§ **Set problem**: Count every line below in which "Actual" occurs, then give only the count.

Extracts from a graphics dataset

- - -

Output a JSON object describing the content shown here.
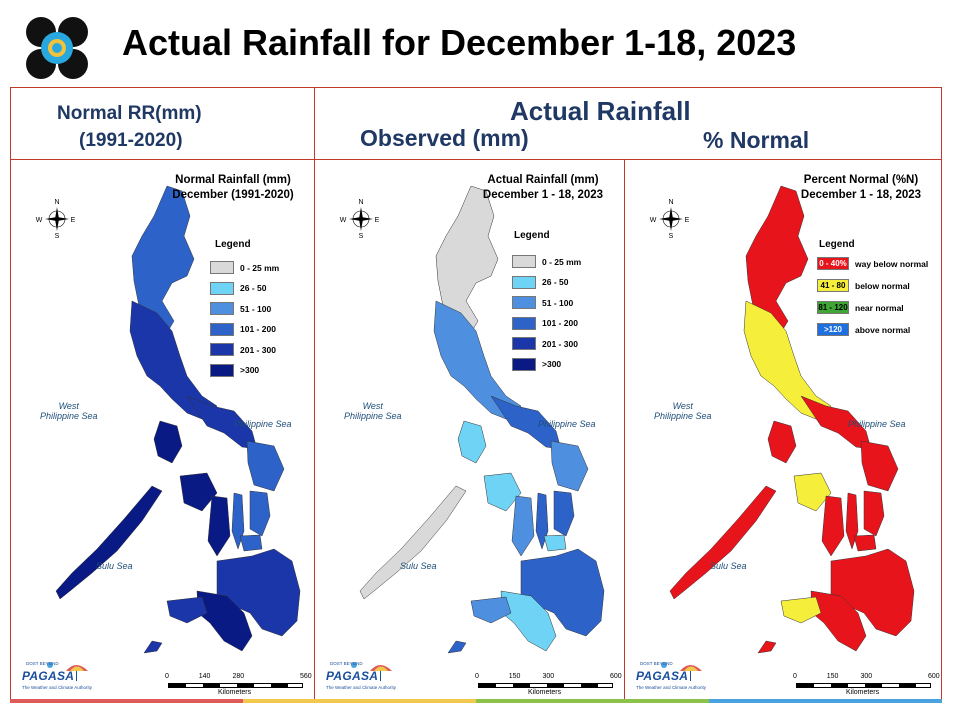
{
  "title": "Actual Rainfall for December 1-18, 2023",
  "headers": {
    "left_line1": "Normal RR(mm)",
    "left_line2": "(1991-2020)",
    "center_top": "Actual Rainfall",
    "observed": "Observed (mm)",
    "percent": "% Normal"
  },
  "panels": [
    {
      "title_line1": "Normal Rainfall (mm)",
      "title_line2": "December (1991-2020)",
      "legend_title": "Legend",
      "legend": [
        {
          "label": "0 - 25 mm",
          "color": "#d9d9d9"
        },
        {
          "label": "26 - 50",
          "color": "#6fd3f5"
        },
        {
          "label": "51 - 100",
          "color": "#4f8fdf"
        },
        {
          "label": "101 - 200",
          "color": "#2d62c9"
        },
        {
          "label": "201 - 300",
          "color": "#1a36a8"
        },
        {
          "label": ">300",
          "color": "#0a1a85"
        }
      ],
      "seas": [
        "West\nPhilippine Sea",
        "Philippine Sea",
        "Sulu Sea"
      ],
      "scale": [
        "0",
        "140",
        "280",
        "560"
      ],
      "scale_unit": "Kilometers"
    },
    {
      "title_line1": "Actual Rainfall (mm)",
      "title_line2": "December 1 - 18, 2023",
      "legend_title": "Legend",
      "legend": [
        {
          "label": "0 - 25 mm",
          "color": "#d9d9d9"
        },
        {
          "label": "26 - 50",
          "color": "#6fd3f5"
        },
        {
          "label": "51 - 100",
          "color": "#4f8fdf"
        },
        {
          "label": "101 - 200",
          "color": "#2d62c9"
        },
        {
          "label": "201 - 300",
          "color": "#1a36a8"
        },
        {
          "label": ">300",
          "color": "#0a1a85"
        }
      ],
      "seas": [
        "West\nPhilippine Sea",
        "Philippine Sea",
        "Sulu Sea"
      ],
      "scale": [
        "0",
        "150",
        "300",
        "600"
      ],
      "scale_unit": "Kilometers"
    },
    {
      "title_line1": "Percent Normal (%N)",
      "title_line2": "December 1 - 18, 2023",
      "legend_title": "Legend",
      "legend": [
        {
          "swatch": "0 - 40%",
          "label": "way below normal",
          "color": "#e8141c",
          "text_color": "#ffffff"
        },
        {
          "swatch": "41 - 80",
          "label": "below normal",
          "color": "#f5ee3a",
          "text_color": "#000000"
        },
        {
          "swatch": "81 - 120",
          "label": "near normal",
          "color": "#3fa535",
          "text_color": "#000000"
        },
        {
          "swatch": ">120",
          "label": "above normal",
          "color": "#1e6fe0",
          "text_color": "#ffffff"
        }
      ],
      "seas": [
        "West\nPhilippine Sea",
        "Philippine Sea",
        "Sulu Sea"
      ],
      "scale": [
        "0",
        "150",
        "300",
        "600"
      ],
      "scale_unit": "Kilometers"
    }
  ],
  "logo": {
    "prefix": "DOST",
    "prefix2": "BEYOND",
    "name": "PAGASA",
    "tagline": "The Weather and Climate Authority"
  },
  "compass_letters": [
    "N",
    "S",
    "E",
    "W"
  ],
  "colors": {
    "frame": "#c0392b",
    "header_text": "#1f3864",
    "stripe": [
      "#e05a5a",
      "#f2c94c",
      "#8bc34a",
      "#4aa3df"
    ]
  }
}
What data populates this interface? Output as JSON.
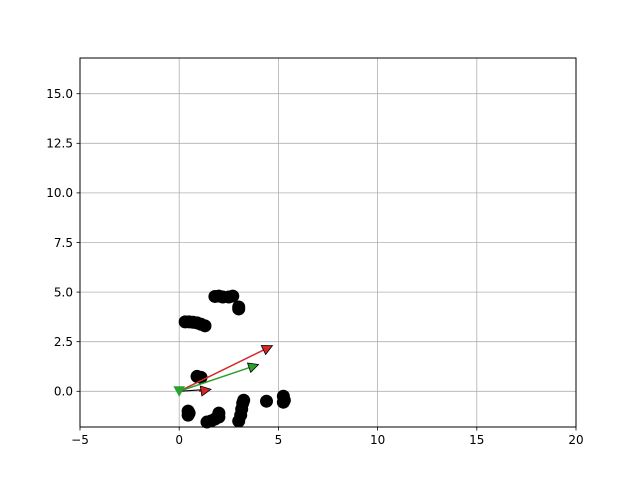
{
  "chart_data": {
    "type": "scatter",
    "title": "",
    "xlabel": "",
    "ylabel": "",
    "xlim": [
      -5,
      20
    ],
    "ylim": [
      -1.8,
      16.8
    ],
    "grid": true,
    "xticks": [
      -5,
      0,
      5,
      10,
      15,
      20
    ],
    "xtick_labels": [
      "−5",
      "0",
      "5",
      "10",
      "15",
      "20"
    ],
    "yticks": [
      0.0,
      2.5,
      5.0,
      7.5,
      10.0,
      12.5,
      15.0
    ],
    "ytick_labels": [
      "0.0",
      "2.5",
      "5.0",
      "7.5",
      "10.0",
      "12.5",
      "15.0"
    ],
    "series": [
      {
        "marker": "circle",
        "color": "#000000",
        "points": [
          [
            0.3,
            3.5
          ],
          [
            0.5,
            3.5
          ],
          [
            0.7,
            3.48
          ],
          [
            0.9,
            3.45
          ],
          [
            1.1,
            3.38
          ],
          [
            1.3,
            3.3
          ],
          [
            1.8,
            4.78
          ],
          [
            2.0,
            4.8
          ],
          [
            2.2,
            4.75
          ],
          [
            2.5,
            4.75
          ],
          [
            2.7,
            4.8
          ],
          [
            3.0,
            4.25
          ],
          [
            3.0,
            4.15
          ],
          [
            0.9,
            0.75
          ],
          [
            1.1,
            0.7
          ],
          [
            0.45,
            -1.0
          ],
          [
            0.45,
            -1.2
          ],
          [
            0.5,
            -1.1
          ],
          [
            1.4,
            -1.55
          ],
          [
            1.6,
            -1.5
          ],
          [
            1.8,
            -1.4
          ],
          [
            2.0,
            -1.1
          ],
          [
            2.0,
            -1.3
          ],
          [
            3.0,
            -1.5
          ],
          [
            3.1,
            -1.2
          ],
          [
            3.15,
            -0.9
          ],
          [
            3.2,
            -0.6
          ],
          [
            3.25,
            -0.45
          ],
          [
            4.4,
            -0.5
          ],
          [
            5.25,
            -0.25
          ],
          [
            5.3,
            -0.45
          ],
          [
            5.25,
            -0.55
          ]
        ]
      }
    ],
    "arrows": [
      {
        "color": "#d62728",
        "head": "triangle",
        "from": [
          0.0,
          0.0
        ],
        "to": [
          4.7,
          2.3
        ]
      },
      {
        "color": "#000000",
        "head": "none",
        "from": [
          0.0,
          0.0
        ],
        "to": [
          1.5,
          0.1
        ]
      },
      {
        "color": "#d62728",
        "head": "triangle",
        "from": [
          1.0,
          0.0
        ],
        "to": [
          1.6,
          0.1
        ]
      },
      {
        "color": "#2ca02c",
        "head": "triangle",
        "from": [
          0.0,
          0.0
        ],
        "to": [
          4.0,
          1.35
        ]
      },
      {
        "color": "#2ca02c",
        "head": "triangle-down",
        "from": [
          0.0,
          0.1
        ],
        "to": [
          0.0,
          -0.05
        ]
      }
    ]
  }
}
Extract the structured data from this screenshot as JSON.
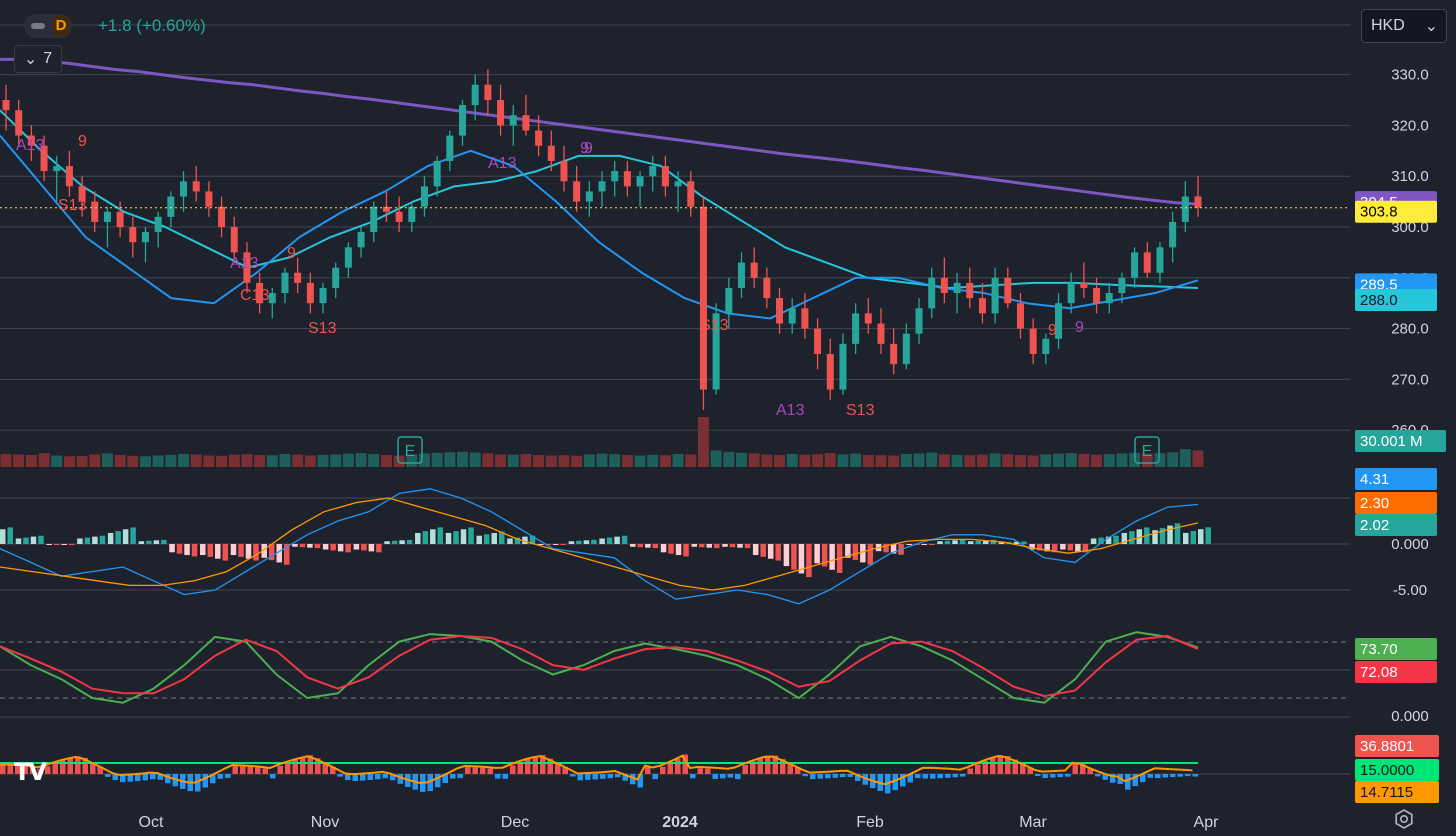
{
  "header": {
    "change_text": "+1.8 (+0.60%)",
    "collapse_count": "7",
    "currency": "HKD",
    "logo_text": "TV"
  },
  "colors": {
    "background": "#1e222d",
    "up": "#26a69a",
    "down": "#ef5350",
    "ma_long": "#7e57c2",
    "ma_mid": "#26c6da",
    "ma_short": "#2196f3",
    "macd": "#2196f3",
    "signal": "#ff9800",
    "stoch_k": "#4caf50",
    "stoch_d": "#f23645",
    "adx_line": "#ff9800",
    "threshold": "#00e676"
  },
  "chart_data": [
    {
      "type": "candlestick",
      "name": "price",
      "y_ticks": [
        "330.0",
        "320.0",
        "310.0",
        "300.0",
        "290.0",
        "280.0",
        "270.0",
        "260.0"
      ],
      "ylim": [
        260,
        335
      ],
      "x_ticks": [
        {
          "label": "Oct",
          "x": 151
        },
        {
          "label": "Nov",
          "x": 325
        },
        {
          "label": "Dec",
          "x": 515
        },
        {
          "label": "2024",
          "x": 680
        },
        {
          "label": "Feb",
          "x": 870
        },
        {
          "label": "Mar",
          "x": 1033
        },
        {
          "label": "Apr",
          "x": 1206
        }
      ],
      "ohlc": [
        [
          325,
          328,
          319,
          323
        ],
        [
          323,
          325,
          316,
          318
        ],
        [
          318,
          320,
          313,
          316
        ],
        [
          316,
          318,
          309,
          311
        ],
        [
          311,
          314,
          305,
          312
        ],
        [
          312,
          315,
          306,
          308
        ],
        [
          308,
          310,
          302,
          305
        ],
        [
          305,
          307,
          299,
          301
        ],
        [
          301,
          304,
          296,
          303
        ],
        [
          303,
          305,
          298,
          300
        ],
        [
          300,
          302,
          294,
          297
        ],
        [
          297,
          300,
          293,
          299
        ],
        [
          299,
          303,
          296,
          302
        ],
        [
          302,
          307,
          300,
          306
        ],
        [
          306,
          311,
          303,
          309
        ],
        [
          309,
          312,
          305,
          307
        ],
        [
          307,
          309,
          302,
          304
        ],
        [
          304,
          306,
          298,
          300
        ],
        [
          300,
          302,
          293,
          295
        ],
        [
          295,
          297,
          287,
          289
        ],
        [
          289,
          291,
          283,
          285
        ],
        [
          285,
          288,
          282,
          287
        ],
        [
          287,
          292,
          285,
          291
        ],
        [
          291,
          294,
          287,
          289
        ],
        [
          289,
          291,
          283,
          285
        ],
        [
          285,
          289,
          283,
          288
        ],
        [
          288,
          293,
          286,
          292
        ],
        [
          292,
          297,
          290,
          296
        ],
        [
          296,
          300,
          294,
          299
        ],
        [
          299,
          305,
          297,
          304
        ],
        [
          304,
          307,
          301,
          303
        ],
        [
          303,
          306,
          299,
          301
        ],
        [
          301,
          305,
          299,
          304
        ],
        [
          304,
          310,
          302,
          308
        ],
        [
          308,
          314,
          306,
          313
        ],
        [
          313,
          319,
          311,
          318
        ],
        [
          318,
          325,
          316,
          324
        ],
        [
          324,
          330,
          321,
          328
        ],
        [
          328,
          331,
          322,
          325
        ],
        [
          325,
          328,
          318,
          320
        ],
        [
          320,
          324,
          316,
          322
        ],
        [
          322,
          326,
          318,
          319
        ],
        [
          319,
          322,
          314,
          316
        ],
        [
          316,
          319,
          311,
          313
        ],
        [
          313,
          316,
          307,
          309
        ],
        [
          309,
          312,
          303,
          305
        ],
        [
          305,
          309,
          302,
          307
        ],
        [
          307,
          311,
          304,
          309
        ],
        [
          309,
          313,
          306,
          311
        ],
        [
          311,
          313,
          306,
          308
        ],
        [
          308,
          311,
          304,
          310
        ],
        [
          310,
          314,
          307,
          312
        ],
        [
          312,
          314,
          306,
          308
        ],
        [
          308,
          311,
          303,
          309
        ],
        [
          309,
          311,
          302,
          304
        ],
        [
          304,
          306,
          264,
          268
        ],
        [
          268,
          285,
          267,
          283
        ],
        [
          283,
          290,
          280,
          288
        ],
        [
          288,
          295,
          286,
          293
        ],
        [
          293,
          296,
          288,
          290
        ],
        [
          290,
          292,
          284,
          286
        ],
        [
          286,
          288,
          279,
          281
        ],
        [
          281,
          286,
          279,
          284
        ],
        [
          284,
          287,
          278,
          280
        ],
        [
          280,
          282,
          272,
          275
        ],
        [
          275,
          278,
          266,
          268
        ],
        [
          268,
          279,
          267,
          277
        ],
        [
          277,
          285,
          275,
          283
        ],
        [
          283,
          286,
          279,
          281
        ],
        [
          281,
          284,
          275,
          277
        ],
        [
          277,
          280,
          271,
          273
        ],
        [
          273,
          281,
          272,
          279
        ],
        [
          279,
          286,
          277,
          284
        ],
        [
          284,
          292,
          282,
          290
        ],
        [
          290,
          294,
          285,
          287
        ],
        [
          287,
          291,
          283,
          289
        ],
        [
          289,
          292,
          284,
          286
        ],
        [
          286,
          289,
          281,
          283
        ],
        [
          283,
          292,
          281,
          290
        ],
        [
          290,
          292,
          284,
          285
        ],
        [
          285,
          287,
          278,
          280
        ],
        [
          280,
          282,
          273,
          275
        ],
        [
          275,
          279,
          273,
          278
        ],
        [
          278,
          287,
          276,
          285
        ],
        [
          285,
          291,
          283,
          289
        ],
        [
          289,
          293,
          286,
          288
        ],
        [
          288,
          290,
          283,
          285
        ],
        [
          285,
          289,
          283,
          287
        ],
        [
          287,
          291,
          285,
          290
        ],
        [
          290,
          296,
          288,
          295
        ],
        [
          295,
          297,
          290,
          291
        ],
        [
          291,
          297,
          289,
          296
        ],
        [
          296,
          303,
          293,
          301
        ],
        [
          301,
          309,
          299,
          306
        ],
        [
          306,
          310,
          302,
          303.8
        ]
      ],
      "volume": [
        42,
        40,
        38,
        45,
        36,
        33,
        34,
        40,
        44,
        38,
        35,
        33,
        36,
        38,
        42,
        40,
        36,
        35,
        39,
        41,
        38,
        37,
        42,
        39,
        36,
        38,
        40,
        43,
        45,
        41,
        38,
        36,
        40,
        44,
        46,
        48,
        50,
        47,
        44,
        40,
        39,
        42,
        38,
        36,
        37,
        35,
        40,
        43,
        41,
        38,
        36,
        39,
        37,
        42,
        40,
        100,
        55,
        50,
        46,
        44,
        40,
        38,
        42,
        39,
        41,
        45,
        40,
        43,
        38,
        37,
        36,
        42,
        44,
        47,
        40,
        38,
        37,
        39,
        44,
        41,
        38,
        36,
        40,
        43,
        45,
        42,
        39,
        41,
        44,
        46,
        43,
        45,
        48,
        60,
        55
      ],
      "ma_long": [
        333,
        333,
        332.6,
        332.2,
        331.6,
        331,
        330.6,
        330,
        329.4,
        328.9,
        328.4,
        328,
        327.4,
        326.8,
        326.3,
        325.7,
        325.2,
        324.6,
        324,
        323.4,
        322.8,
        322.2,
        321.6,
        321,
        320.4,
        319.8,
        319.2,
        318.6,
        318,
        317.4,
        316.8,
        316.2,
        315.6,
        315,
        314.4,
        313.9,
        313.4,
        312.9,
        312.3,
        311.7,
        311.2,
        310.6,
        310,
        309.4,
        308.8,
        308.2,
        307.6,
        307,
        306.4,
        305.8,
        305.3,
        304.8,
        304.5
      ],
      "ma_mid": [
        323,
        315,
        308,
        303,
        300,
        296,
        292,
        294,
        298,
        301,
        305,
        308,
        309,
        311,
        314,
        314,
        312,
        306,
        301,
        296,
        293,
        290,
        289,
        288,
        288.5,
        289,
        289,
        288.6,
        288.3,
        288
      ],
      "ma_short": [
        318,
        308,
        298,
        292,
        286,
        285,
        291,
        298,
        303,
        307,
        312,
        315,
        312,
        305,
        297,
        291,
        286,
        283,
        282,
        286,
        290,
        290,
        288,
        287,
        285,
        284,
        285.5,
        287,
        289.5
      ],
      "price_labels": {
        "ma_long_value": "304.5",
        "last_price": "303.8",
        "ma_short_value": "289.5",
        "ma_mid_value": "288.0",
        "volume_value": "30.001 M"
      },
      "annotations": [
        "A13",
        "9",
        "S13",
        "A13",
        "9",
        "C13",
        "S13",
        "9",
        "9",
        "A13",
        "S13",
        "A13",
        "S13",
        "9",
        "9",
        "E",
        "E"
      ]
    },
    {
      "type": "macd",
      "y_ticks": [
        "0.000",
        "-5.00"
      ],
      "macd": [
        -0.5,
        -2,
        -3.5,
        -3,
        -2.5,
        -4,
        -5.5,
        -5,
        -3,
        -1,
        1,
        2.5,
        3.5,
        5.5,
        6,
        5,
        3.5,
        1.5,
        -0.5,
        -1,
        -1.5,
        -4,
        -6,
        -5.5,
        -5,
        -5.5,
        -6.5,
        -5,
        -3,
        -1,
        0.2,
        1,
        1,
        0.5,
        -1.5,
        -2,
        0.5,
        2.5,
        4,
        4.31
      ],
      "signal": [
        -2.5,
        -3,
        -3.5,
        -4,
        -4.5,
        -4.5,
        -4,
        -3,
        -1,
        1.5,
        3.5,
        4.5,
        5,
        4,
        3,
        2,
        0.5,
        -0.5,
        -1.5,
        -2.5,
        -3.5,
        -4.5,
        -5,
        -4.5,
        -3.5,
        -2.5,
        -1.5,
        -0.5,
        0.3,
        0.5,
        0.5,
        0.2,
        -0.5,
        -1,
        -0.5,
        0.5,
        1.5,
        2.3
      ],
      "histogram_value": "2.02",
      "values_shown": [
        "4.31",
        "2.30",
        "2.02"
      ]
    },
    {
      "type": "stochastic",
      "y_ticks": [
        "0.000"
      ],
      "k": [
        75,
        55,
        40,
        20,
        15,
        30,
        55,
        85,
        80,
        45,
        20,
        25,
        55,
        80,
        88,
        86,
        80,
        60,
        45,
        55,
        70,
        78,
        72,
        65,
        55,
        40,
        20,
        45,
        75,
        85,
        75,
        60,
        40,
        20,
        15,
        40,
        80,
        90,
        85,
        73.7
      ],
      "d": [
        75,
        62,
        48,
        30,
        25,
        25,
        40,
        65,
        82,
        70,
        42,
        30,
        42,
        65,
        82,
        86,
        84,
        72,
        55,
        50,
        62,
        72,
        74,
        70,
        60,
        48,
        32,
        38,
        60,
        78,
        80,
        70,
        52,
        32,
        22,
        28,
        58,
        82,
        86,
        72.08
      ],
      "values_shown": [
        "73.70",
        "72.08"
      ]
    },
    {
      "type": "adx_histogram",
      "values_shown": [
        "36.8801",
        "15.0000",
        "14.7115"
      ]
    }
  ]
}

- - -

§ **Complete output**: 3